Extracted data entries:
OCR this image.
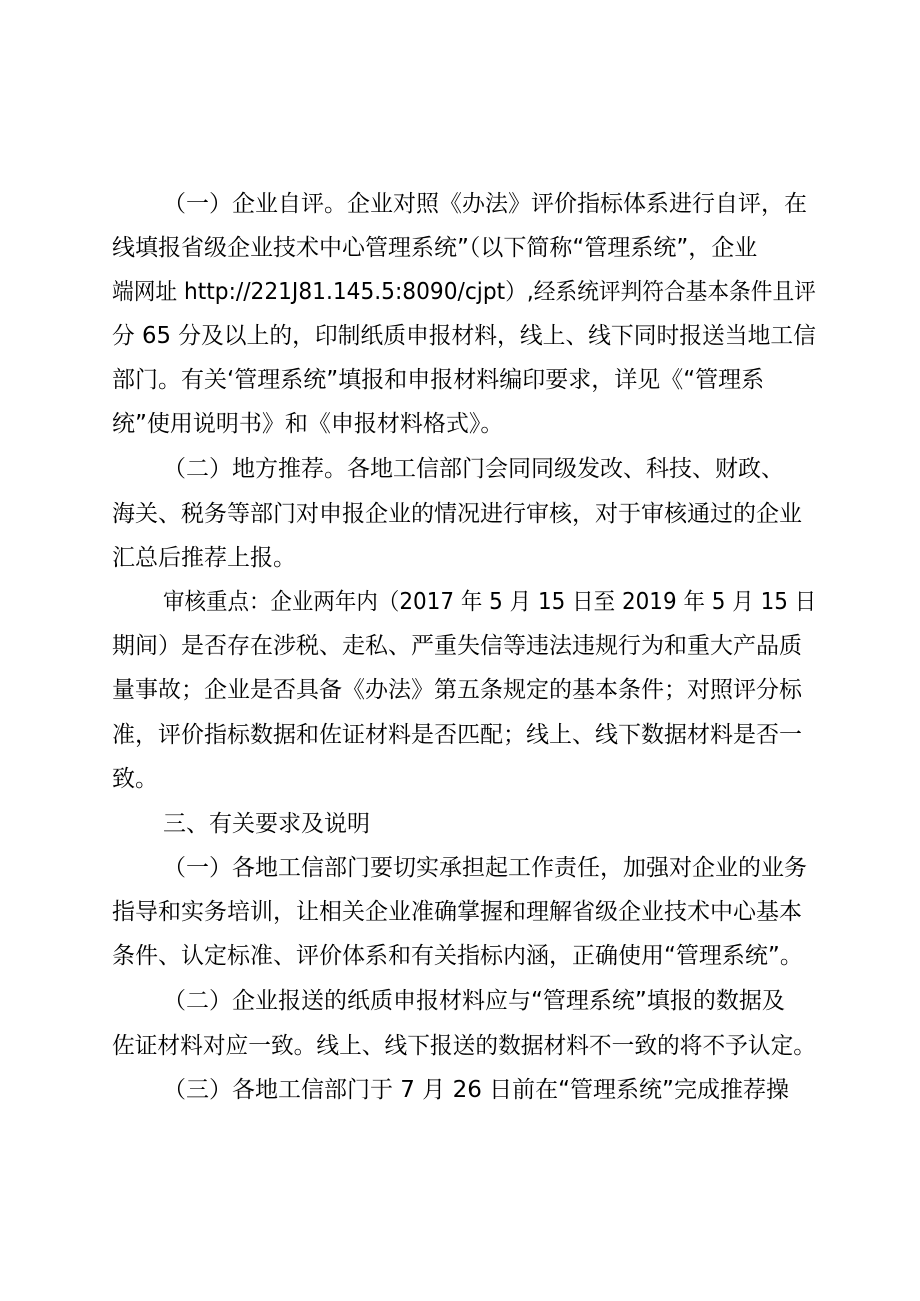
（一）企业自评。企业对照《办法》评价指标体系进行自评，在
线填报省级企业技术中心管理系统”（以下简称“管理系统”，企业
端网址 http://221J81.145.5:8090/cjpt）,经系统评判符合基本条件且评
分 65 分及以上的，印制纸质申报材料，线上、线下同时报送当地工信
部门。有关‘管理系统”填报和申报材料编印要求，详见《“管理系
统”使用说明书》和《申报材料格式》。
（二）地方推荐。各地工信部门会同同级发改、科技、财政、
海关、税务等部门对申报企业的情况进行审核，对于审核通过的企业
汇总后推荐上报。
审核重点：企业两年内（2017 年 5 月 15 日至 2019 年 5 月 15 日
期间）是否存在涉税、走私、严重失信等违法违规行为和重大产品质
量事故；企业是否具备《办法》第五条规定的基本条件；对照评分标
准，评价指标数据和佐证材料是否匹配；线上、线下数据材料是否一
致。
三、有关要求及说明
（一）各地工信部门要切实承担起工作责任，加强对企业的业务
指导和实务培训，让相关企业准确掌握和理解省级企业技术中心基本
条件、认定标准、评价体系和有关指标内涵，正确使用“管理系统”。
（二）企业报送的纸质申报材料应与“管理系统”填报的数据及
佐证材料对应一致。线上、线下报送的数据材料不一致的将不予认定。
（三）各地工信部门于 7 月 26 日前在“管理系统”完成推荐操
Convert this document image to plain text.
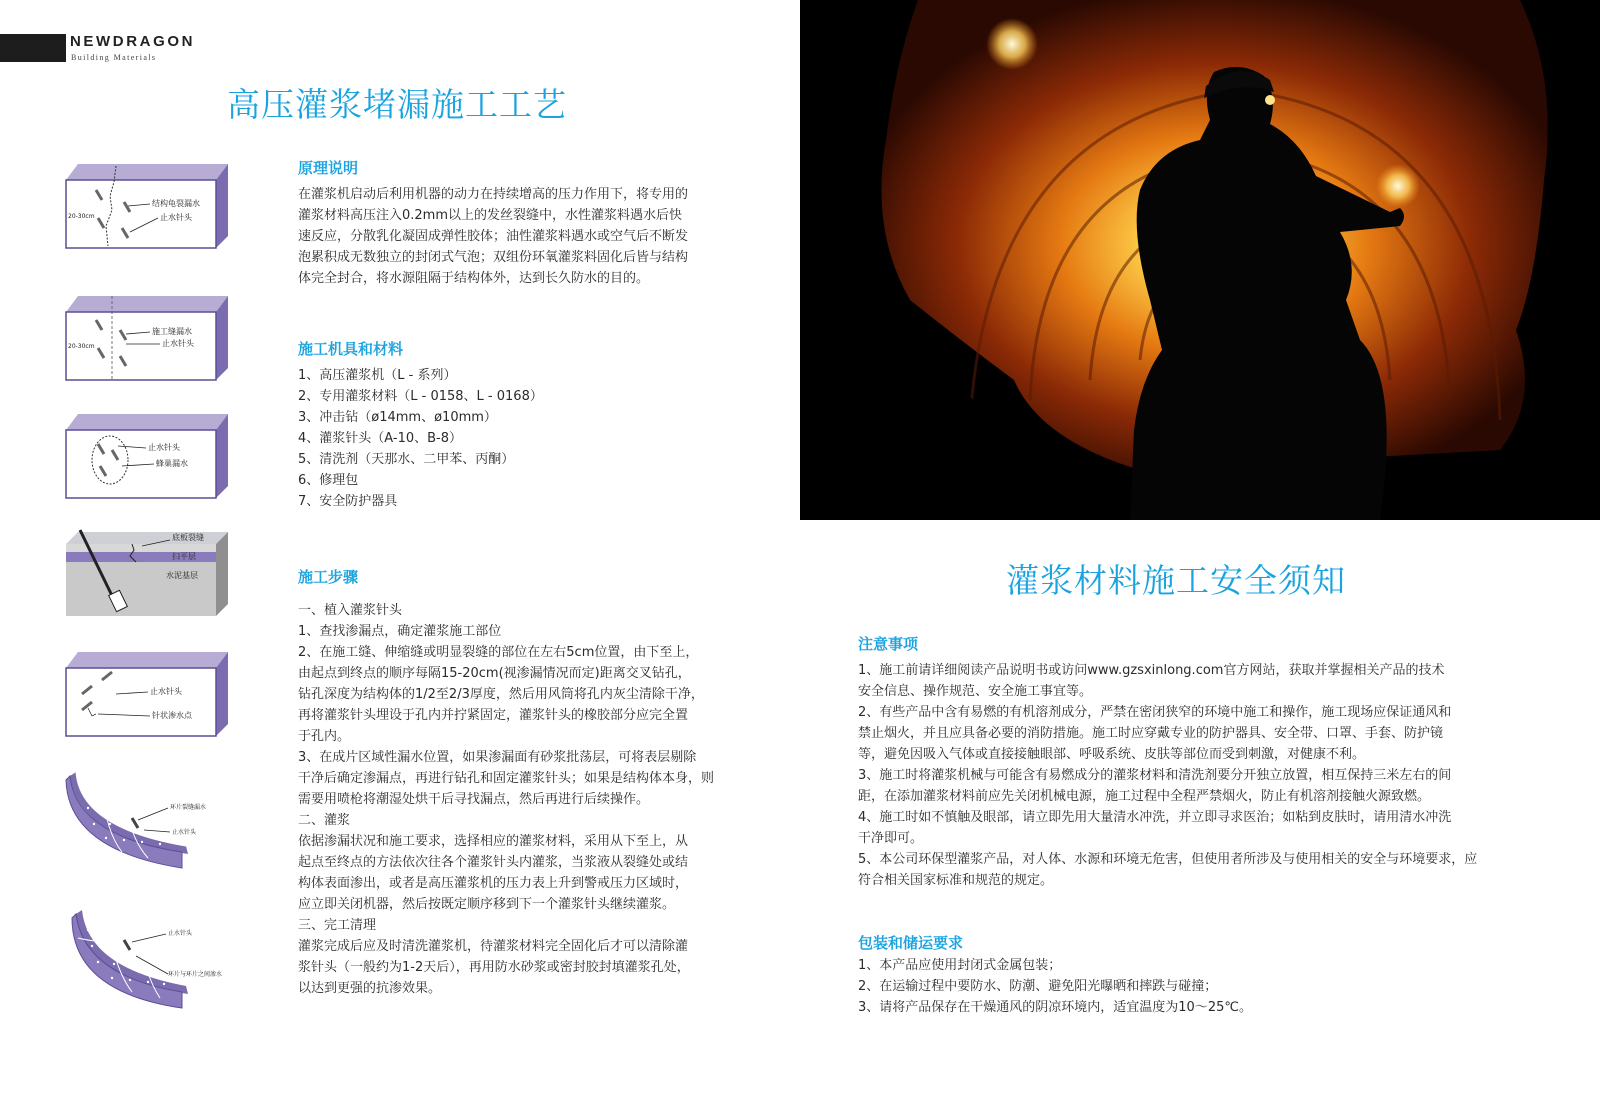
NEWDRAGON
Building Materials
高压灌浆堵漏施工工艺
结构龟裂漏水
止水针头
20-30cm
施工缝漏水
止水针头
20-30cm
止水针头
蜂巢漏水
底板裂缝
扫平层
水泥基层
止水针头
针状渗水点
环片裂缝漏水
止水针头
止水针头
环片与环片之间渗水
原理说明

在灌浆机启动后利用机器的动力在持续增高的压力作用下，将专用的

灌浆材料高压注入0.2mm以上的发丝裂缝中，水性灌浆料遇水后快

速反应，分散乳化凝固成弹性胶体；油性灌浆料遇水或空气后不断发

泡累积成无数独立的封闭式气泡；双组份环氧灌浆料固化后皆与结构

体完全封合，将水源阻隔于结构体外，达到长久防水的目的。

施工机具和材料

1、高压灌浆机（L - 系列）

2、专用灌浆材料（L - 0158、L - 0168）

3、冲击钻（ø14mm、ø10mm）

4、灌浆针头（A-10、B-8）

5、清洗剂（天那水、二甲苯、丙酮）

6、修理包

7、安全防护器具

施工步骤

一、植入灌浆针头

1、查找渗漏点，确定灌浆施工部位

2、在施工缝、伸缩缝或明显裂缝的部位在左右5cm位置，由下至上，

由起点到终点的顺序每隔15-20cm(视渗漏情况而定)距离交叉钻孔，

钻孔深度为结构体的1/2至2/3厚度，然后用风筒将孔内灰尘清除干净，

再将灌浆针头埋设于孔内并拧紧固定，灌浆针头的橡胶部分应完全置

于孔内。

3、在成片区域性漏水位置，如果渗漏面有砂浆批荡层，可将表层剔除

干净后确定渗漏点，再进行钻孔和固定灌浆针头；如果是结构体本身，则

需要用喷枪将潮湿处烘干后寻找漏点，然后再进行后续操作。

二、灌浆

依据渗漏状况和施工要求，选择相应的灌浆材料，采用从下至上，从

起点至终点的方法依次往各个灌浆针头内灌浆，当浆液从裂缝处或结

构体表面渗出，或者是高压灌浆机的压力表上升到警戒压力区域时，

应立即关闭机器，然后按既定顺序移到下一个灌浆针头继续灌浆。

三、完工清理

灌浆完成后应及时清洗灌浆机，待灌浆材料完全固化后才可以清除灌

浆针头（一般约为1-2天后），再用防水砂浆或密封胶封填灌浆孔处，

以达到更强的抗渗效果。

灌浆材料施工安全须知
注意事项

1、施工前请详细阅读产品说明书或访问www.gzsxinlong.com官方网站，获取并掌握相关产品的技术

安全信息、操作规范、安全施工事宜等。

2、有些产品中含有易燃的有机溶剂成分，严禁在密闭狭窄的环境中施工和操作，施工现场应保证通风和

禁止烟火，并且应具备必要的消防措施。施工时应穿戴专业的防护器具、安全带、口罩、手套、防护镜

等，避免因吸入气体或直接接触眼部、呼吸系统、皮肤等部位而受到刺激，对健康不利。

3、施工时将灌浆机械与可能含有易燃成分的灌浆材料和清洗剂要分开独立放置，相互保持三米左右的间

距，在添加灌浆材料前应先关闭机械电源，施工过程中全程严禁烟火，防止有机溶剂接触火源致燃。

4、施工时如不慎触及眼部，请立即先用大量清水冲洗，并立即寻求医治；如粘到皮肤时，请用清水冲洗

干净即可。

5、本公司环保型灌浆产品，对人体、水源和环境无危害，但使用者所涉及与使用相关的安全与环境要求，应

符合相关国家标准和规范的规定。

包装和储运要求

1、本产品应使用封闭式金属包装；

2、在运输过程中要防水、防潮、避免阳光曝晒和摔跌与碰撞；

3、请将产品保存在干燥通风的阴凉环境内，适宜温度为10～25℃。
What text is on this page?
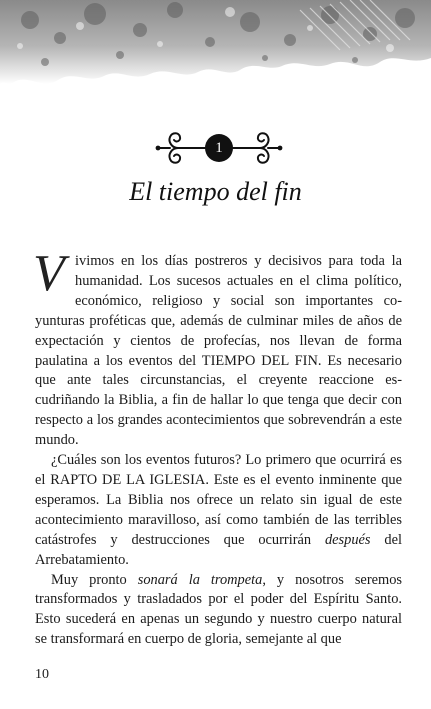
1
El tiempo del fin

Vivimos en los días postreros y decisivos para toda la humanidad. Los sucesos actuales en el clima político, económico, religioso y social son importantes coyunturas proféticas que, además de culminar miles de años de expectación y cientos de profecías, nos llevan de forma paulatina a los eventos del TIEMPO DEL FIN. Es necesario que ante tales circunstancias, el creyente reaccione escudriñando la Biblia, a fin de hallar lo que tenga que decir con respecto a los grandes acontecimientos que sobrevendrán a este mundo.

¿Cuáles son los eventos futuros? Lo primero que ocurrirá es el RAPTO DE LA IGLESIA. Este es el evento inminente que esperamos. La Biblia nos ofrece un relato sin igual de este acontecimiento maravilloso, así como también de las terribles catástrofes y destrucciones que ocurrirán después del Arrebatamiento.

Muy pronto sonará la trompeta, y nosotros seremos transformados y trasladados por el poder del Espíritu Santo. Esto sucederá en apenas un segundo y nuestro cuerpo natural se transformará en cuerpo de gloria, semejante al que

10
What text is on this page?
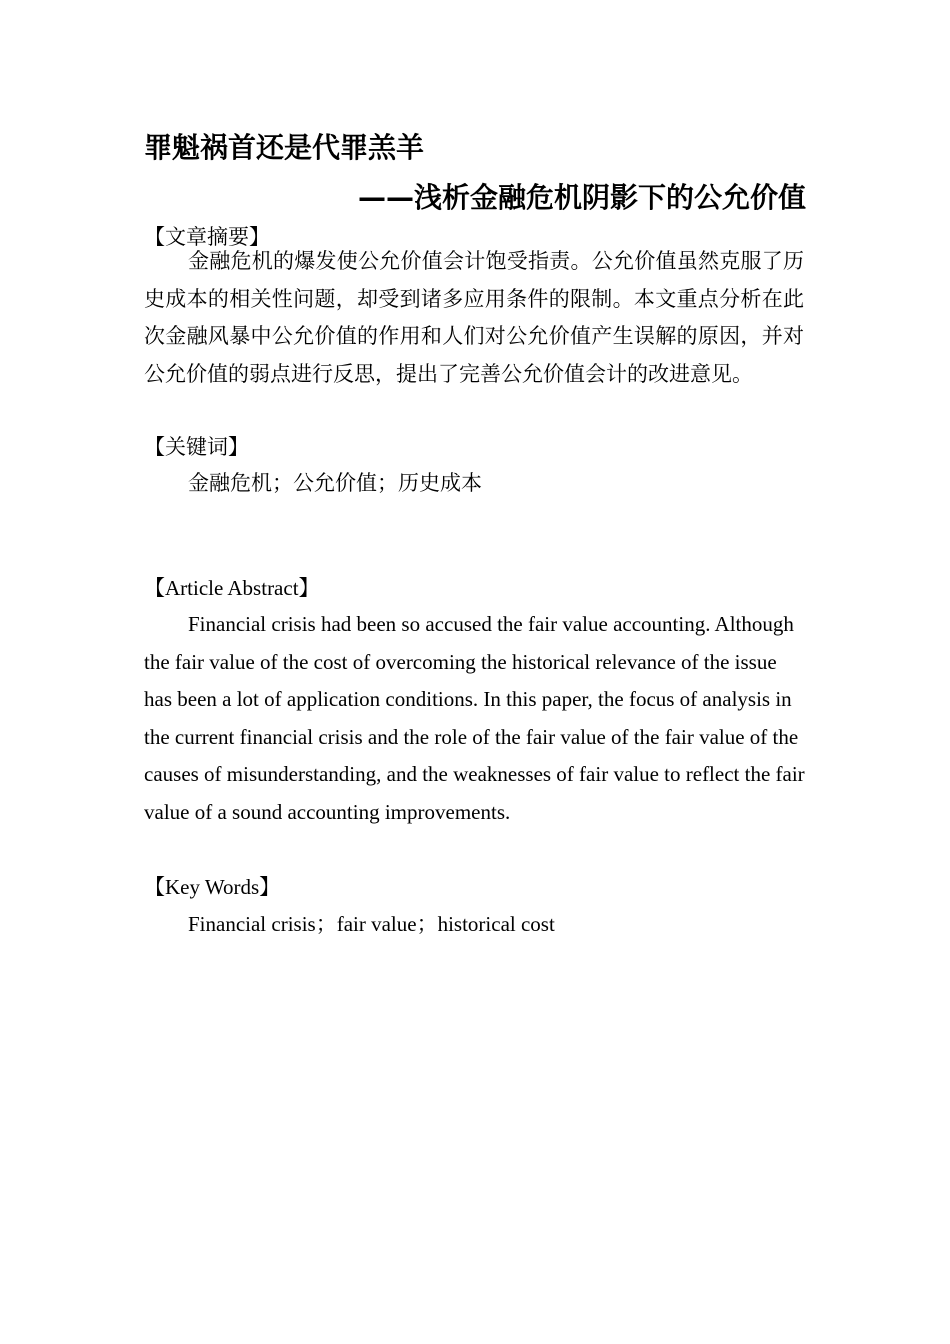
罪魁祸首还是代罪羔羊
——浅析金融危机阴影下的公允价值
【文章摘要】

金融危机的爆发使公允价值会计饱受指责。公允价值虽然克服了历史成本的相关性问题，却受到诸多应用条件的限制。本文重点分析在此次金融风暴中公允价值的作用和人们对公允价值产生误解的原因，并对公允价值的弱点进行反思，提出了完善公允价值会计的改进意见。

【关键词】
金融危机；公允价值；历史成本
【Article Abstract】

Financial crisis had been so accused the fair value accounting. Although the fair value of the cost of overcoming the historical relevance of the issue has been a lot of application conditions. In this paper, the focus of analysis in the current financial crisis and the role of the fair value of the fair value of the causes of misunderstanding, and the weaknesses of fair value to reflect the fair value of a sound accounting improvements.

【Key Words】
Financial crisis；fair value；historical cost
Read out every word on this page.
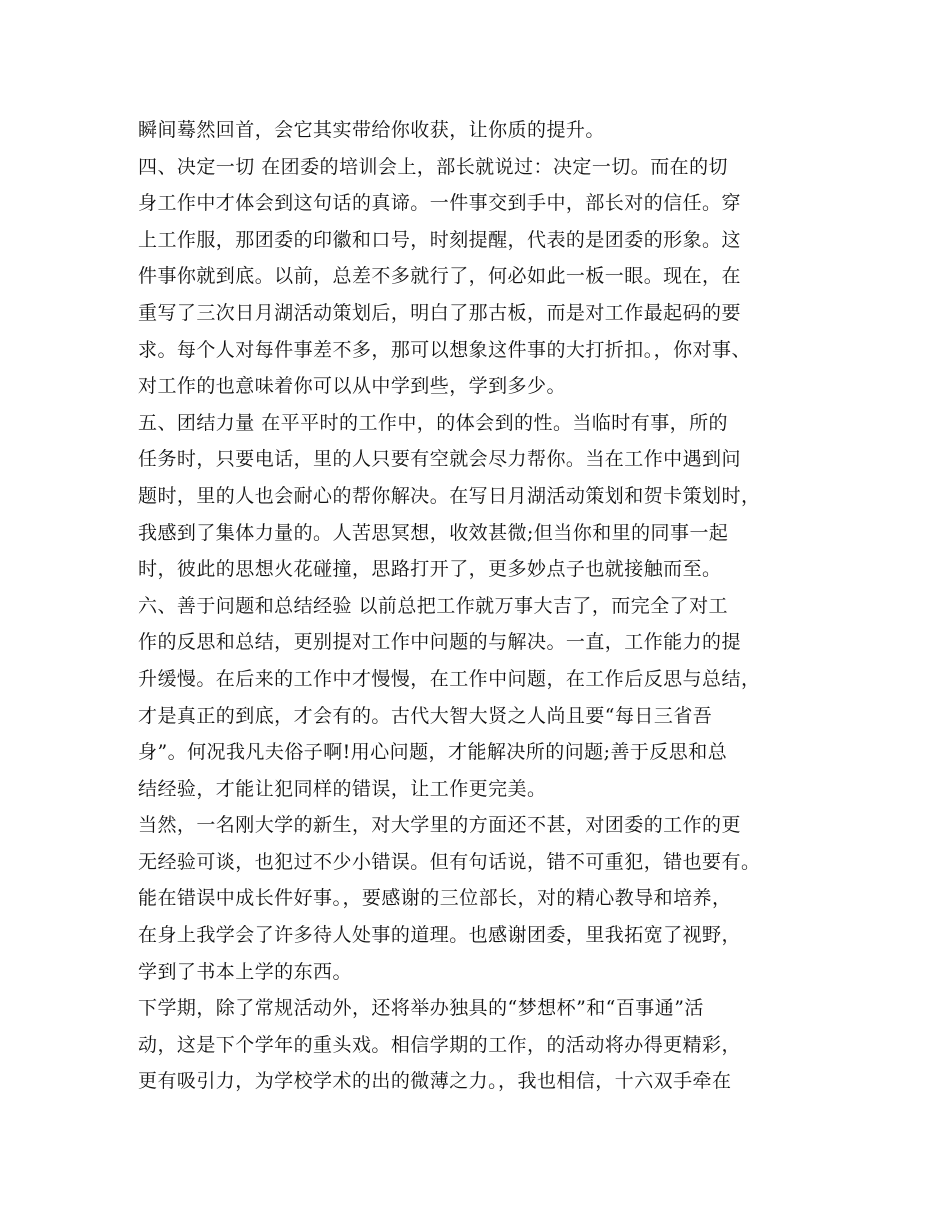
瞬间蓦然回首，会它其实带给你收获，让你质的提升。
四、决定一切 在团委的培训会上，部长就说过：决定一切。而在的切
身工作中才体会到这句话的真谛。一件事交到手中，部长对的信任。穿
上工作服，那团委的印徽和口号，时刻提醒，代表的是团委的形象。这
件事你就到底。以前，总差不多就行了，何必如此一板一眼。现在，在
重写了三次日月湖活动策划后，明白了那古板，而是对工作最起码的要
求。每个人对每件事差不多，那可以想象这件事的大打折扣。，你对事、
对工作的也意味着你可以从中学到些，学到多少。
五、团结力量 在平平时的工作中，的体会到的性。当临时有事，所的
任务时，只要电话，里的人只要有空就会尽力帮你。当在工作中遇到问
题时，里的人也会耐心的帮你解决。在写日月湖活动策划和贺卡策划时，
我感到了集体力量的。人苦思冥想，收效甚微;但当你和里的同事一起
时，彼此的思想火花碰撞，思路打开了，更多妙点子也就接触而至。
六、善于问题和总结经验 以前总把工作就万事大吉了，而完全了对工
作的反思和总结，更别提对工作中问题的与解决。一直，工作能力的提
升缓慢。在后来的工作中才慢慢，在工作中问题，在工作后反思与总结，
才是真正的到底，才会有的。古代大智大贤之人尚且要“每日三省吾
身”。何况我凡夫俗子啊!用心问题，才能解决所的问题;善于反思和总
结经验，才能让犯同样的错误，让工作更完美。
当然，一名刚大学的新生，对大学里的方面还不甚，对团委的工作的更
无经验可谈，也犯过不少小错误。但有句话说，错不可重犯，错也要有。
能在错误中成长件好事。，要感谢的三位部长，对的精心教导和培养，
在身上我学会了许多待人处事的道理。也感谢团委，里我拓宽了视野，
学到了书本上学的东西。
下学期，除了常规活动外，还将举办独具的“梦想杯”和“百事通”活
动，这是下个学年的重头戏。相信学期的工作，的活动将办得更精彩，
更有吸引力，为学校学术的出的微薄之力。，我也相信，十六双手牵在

## GIVEN REQUEST
Show every line from the entries above in which the word "fair" appears.

## ANSWER BELOW
Financial crisis had been so accused the fair value accounting. Although the fair value of the cost of overcoming the historical relevance of the issue has been a lot of application conditions. In this paper, the focus of analysis in the current financial crisis and the role of the fair value of the fair value of the causes of misunderstanding, and the weaknesses of fair value to reflect the fair value of a sound accounting improvements.
Financial crisis；fair value；historical cost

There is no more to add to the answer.